» Task details: Quote every line as given.

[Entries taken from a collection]
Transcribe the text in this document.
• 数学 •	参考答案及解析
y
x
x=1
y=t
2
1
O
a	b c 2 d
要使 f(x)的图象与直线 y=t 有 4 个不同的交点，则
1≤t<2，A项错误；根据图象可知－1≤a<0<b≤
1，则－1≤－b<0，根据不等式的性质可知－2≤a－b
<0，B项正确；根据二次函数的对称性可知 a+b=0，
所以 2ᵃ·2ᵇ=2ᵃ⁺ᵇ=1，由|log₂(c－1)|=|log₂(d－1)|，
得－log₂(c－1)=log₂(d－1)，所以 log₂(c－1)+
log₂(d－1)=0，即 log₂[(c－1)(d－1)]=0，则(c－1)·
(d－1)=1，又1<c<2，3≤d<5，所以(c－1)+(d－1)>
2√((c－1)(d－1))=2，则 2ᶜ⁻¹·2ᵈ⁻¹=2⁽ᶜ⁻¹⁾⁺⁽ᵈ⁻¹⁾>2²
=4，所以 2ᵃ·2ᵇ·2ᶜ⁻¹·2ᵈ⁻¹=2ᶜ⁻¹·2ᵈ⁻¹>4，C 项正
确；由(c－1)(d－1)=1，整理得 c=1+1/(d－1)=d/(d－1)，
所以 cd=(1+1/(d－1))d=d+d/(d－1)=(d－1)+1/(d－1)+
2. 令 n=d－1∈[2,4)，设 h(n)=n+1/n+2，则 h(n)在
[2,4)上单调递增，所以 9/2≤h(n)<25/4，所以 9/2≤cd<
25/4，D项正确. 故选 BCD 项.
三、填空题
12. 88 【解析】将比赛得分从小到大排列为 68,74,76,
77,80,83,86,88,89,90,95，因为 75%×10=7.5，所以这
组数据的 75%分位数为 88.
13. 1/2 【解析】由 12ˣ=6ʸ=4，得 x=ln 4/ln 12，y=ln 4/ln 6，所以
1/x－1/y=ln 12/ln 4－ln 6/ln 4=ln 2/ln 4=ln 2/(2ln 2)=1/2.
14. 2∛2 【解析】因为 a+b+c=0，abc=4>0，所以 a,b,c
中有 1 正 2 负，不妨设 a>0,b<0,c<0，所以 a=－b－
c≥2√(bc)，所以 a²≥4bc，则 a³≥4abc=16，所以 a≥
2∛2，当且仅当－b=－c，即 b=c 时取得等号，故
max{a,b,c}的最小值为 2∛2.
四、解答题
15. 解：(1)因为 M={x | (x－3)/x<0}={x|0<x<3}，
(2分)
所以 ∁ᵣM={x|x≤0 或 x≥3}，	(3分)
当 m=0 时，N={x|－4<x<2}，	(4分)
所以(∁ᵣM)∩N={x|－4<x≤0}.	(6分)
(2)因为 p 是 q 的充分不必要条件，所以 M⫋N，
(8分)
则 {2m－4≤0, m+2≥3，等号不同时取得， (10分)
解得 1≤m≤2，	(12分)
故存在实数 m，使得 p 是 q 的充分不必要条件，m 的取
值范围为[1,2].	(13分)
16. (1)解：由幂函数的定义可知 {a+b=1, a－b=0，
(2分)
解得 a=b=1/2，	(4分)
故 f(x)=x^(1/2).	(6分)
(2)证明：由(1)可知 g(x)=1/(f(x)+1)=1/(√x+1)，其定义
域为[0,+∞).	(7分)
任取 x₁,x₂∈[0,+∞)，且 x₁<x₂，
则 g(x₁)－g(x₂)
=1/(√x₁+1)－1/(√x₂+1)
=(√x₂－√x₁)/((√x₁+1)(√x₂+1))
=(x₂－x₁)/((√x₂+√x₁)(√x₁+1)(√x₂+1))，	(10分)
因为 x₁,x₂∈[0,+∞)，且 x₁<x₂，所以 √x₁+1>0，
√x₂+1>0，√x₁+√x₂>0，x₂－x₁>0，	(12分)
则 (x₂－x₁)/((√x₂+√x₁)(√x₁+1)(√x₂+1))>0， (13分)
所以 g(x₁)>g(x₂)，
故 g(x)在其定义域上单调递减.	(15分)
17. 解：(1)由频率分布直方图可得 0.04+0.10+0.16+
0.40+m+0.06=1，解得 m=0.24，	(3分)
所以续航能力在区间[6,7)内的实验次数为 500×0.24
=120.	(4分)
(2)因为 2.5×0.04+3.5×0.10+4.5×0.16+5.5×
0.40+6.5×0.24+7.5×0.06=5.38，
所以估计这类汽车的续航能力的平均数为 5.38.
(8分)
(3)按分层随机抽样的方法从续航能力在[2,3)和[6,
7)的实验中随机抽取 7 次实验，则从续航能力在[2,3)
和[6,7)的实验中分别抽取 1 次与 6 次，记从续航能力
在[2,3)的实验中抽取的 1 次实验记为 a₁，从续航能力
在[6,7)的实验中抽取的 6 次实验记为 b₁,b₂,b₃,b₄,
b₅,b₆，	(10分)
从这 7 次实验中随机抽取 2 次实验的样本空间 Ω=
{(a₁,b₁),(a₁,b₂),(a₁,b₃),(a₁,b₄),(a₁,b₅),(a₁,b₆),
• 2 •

» Written solution:
Transcribe the text in this document.
• 数学 •	参考答案及解析
y
x
x=1
y=t
2
1
O
a	b c 2 d
要使 f(x)的图象与直线 y=t 有 4 个不同的交点，则
1≤t<2，A项错误；根据图象可知－1≤a<0<b≤
1，则－1≤－b<0，根据不等式的性质可知－2≤a－b
<0，B项正确；根据二次函数的对称性可知 a+b=0，
所以 2ᵃ·2ᵇ=2ᵃ⁺ᵇ=1，由|log₂(c－1)|=|log₂(d－1)|，
得－log₂(c－1)=log₂(d－1)，所以 log₂(c－1)+
log₂(d－1)=0，即 log₂[(c－1)(d－1)]=0，则(c－1)·
(d－1)=1，又1<c<2，3≤d<5，所以(c－1)+(d－1)>
2√((c－1)(d－1))=2，则 2ᶜ⁻¹·2ᵈ⁻¹=2⁽ᶜ⁻¹⁾⁺⁽ᵈ⁻¹⁾>2²
=4，所以 2ᵃ·2ᵇ·2ᶜ⁻¹·2ᵈ⁻¹=2ᶜ⁻¹·2ᵈ⁻¹>4，C 项正
确；由(c－1)(d－1)=1，整理得 c=1+1/(d－1)=d/(d－1)，
所以 cd=(1+1/(d－1))d=d+d/(d－1)=(d－1)+1/(d－1)+
2. 令 n=d－1∈[2,4)，设 h(n)=n+1/n+2，则 h(n)在
[2,4)上单调递增，所以 9/2≤h(n)<25/4，所以 9/2≤cd<
25/4，D项正确. 故选 BCD 项.
三、填空题
12. 88 【解析】将比赛得分从小到大排列为 68,74,76,
77,80,83,86,88,89,90,95，因为 75%×10=7.5，所以这
组数据的 75%分位数为 88.
13. 1/2 【解析】由 12ˣ=6ʸ=4，得 x=ln 4/ln 12，y=ln 4/ln 6，所以
1/x－1/y=ln 12/ln 4－ln 6/ln 4=ln 2/ln 4=ln 2/(2ln 2)=1/2.
14. 2∛2 【解析】因为 a+b+c=0，abc=4>0，所以 a,b,c
中有 1 正 2 负，不妨设 a>0,b<0,c<0，所以 a=－b－
c≥2√(bc)，所以 a²≥4bc，则 a³≥4abc=16，所以 a≥
2∛2，当且仅当－b=－c，即 b=c 时取得等号，故
max{a,b,c}的最小值为 2∛2.
四、解答题
15. 解：(1)因为 M={x | (x－3)/x<0}={x|0<x<3}，
(2分)
所以 ∁ᵣM={x|x≤0 或 x≥3}，	(3分)
当 m=0 时，N={x|－4<x<2}，	(4分)
所以(∁ᵣM)∩N={x|－4<x≤0}.	(6分)
(2)因为 p 是 q 的充分不必要条件，所以 M⫋N，
(8分)
则 {2m－4≤0, m+2≥3，等号不同时取得， (10分)
解得 1≤m≤2，	(12分)
故存在实数 m，使得 p 是 q 的充分不必要条件，m 的取
值范围为[1,2].	(13分)
16. (1)解：由幂函数的定义可知 {a+b=1, a－b=0，
(2分)
解得 a=b=1/2，	(4分)
故 f(x)=x^(1/2).	(6分)
(2)证明：由(1)可知 g(x)=1/(f(x)+1)=1/(√x+1)，其定义
域为[0,+∞).	(7分)
任取 x₁,x₂∈[0,+∞)，且 x₁<x₂，
则 g(x₁)－g(x₂)
=1/(√x₁+1)－1/(√x₂+1)
=(√x₂－√x₁)/((√x₁+1)(√x₂+1))
=(x₂－x₁)/((√x₂+√x₁)(√x₁+1)(√x₂+1))，	(10分)
因为 x₁,x₂∈[0,+∞)，且 x₁<x₂，所以 √x₁+1>0，
√x₂+1>0，√x₁+√x₂>0，x₂－x₁>0，	(12分)
则 (x₂－x₁)/((√x₂+√x₁)(√x₁+1)(√x₂+1))>0， (13分)
所以 g(x₁)>g(x₂)，
故 g(x)在其定义域上单调递减.	(15分)
17. 解：(1)由频率分布直方图可得 0.04+0.10+0.16+
0.40+m+0.06=1，解得 m=0.24，	(3分)
所以续航能力在区间[6,7)内的实验次数为 500×0.24
=120.	(4分)
(2)因为 2.5×0.04+3.5×0.10+4.5×0.16+5.5×
0.40+6.5×0.24+7.5×0.06=5.38，
所以估计这类汽车的续航能力的平均数为 5.38.
(8分)
(3)按分层随机抽样的方法从续航能力在[2,3)和[6,
7)的实验中随机抽取 7 次实验，则从续航能力在[2,3)
和[6,7)的实验中分别抽取 1 次与 6 次，记从续航能力
在[2,3)的实验中抽取的 1 次实验记为 a₁，从续航能力
在[6,7)的实验中抽取的 6 次实验记为 b₁,b₂,b₃,b₄,
b₅,b₆，	(10分)
从这 7 次实验中随机抽取 2 次实验的样本空间 Ω=
{(a₁,b₁),(a₁,b₂),(a₁,b₃),(a₁,b₄),(a₁,b₅),(a₁,b₆),
• 2 •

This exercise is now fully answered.